Copy each line of the records that holds the string "ödənilməsi".

* [AVAILABLE DATA]:
---------------
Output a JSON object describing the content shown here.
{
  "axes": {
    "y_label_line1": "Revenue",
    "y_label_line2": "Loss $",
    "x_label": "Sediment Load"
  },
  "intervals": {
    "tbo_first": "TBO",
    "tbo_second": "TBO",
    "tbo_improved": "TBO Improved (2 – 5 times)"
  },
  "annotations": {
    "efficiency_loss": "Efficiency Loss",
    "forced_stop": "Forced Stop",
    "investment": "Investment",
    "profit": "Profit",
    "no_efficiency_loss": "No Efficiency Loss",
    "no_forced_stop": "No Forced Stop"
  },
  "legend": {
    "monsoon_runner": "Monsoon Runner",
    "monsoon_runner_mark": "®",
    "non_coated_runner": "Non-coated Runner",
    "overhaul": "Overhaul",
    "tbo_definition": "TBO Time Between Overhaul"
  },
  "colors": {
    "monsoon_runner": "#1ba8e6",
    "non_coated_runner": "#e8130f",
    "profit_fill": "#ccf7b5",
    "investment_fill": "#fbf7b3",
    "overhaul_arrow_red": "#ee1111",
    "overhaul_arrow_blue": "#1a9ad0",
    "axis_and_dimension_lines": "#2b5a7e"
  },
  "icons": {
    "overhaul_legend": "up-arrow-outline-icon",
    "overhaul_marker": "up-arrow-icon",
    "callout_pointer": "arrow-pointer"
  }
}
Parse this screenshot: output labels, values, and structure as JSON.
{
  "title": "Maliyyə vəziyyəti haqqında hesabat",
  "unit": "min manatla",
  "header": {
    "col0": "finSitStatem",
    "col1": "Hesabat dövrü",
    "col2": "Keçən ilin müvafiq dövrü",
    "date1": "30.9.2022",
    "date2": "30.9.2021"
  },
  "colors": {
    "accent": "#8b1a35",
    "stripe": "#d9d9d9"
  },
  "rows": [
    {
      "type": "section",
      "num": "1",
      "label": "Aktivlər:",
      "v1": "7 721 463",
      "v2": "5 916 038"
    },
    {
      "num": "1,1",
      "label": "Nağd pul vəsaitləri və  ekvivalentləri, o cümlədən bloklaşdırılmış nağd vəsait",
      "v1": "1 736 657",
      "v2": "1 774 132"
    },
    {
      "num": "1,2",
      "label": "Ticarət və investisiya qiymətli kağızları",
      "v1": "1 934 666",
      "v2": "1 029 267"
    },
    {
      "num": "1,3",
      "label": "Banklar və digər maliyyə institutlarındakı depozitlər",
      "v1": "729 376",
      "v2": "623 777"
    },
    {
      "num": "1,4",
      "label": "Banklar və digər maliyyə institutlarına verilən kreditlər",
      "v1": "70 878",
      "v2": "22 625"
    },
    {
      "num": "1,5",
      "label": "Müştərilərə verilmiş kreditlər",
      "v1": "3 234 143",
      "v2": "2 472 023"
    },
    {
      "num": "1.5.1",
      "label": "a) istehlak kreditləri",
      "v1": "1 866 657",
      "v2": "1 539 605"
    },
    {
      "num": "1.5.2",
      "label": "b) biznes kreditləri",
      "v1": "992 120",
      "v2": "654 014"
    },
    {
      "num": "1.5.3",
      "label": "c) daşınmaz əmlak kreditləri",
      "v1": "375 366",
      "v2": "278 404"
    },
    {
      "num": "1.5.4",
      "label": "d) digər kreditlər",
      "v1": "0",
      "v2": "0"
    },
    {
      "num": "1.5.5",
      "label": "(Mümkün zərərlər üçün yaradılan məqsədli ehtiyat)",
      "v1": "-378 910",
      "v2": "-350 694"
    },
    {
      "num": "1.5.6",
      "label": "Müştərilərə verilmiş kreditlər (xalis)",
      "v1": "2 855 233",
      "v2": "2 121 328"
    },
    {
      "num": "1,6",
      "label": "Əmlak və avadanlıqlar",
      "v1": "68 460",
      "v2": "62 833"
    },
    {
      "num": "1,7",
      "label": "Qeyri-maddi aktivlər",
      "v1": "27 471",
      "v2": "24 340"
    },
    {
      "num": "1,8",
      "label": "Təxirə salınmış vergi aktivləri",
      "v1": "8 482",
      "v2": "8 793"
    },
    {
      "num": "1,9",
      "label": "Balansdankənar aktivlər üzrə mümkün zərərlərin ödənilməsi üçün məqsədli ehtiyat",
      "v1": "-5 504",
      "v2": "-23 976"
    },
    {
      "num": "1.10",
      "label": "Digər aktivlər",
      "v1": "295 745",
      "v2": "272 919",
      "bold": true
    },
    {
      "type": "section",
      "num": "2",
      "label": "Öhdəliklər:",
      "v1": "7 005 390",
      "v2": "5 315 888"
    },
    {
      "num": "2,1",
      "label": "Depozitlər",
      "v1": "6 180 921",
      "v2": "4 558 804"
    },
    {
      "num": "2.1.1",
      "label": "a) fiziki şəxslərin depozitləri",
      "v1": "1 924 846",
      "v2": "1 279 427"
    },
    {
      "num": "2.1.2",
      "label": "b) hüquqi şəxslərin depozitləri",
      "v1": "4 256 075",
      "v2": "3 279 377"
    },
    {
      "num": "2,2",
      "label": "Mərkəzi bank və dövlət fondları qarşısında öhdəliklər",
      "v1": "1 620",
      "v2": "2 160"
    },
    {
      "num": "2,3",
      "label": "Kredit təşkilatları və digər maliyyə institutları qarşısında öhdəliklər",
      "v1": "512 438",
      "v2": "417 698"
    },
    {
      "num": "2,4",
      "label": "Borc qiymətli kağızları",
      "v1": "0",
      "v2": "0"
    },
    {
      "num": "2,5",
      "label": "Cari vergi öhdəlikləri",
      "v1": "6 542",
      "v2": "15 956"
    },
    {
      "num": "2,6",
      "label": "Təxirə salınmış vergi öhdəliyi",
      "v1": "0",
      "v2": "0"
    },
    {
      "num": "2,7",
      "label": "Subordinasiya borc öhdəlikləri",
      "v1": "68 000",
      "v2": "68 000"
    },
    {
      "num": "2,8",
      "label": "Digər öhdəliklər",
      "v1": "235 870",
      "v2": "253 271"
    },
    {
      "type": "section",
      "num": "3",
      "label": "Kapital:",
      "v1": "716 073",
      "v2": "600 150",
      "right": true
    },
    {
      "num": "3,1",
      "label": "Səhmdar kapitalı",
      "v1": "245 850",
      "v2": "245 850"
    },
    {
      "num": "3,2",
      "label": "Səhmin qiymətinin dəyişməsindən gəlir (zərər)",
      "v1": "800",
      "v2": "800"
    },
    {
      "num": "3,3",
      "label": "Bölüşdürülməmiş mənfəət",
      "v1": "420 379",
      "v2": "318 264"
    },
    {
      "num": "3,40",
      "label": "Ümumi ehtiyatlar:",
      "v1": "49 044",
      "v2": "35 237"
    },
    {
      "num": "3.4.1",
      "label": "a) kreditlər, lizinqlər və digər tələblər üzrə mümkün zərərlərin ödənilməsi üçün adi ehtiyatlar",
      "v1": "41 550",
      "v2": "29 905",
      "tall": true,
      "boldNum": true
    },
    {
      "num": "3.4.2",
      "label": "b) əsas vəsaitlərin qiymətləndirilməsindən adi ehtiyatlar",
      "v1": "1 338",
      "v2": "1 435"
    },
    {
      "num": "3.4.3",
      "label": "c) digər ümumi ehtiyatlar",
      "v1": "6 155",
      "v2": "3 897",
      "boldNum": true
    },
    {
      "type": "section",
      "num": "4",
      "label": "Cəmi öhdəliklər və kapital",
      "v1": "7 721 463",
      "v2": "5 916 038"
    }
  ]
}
---------------
* [SOLVED PROBLEM]:
      "label": "Balansdankənar aktivlər üzrə mümkün zərərlərin ödənilməsi üçün məqsədli ehtiyat",
      "label": "a) kreditlər, lizinqlər və digər tələblər üzrə mümkün zərərlərin ödənilməsi üçün adi ehtiyatlar",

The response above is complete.